- **Records for this task**:

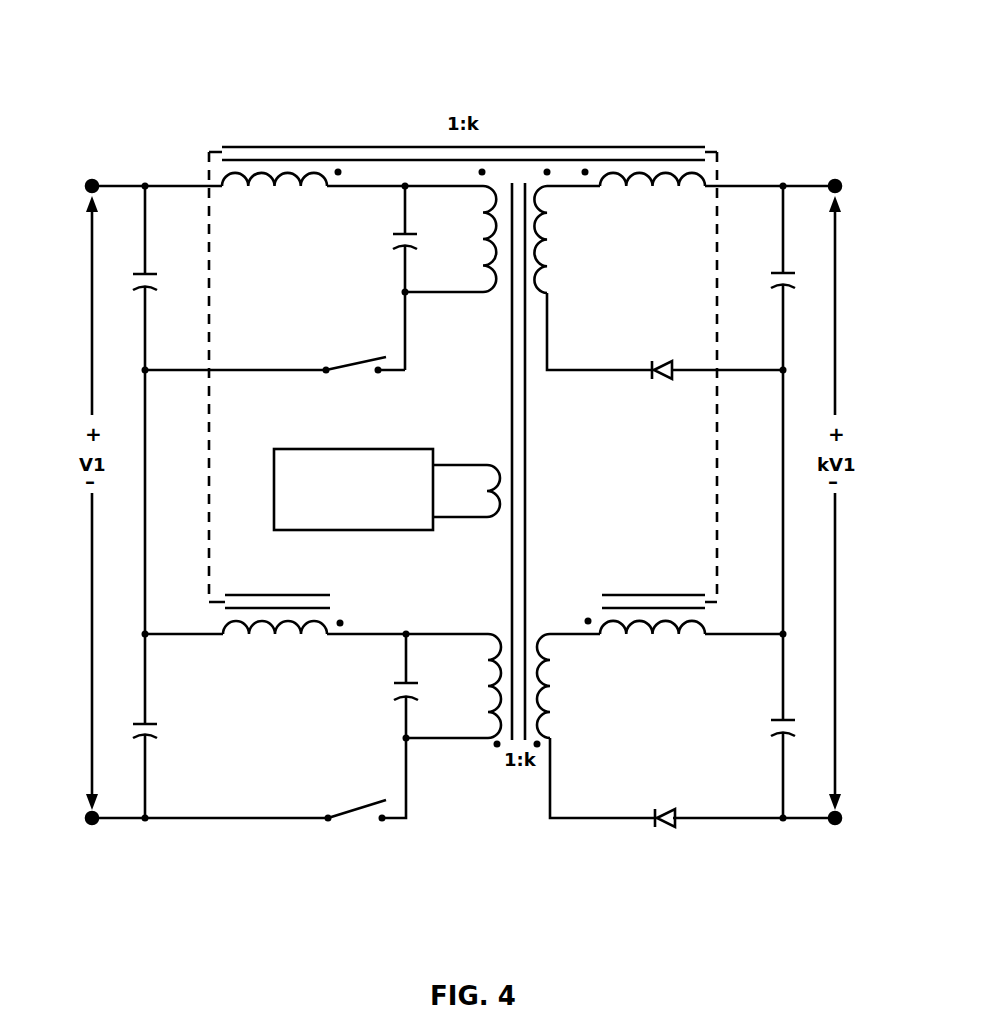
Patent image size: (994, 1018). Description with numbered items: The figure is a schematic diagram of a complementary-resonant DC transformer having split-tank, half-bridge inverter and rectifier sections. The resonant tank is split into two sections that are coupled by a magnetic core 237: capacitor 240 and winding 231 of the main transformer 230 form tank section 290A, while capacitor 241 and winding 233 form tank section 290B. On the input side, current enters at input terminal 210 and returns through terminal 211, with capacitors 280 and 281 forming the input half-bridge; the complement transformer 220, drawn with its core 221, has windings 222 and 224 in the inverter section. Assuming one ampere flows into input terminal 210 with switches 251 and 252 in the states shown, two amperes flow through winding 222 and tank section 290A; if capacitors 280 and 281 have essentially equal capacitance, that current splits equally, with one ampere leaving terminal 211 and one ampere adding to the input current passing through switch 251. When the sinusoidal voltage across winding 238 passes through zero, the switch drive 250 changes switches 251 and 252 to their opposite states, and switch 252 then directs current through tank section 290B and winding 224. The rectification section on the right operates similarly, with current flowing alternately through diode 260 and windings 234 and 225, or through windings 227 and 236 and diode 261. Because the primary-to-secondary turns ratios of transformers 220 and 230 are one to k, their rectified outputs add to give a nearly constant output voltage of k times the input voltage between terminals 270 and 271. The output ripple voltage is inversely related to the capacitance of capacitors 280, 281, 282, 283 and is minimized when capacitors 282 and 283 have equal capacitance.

The complement transformer 220 is at (462, 102).
The transformer core 221 is at (338, 147).
The winding 222 is at (222, 188).
The winding 224 is at (225, 636).
The winding 225 is at (598, 188).
The winding 227 is at (602, 636).
The main transformer 230 is at (516, 774).
The winding 231 is at (487, 294).
The winding 233 is at (488, 740).
The winding 234 is at (548, 293).
The winding 236 is at (551, 738).
The magnetic core 237 is at (527, 550).
The winding 238 is at (485, 465).
The capacitor 240 is at (403, 258).
The capacitor 241 is at (404, 709).
The switch drive 250 is at (330, 449).
The switch 251 is at (353, 363).
The switch 252 is at (355, 806).
The diode 260 is at (633, 368).
The diode 261 is at (642, 816).
The terminal 270 is at (823, 184).
The terminal 271 is at (826, 820).
The input terminal 210 is at (104, 184).
The terminal 211 is at (107, 820).
The capacitor 280 is at (148, 292).
The capacitor 281 is at (150, 742).
The capacitor 282 is at (780, 272).
The capacitor 283 is at (780, 720).
The tank section 290A is at (355, 240).
The tank section 290B is at (457, 616).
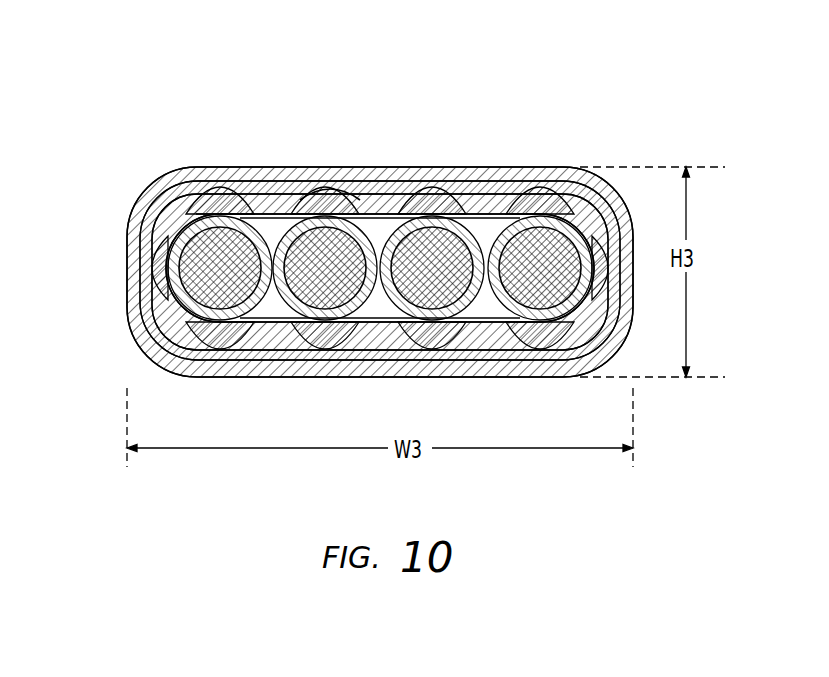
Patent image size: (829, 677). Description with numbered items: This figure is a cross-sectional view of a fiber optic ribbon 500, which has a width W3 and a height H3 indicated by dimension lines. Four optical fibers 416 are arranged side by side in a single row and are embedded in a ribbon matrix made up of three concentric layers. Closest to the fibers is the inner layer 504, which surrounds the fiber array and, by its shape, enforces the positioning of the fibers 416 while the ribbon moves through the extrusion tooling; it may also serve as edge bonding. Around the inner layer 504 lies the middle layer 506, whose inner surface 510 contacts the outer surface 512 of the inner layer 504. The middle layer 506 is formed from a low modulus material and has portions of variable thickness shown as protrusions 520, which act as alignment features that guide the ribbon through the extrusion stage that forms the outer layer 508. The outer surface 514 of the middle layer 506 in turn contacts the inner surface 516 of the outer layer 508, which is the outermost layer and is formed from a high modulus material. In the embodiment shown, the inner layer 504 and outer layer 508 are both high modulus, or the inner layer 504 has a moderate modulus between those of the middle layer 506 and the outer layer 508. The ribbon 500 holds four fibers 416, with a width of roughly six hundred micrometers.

The fiber optic ribbon 500 is at (108, 189).
The inner layer 504 is at (512, 210).
The middle layer 506 is at (582, 186).
The outer layer 508 is at (636, 180).
The inner surface 510 is at (437, 204).
The outer surface 512 is at (466, 232).
The outer surface 514 is at (317, 200).
The inner surface 516 is at (330, 172).
The protrusions 520 is at (548, 345).
The optical fibers 416 is at (527, 298).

- **Exercise details**:
Print the records word for word, from the line containing "Patent image size: (829, 677)." down to the line containing "The outer surface 514 is at (317, 200).", with both of those lines included.

- **Complete response**:
Patent image size: (829, 677). Description with numbered items: This figure is a cross-sectional view of a fiber optic ribbon 500, which has a width W3 and a height H3 indicated by dimension lines. Four optical fibers 416 are arranged side by side in a single row and are embedded in a ribbon matrix made up of three concentric layers. Closest to the fibers is the inner layer 504, which surrounds the fiber array and, by its shape, enforces the positioning of the fibers 416 while the ribbon moves through the extrusion tooling; it may also serve as edge bonding. Around the inner layer 504 lies the middle layer 506, whose inner surface 510 contacts the outer surface 512 of the inner layer 504. The middle layer 506 is formed from a low modulus material and has portions of variable thickness shown as protrusions 520, which act as alignment features that guide the ribbon through the extrusion stage that forms the outer layer 508. The outer surface 514 of the middle layer 506 in turn contacts the inner surface 516 of the outer layer 508, which is the outermost layer and is formed from a high modulus material. In the embodiment shown, the inner layer 504 and outer layer 508 are both high modulus, or the inner layer 504 has a moderate modulus between those of the middle layer 506 and the outer layer 508. The ribbon 500 holds four fibers 416, with a width of roughly six hundred micrometers.

The fiber optic ribbon 500 is at (108, 189).
The inner layer 504 is at (512, 210).
The middle layer 506 is at (582, 186).
The outer layer 508 is at (636, 180).
The inner surface 510 is at (437, 204).
The outer surface 512 is at (466, 232).
The outer surface 514 is at (317, 200).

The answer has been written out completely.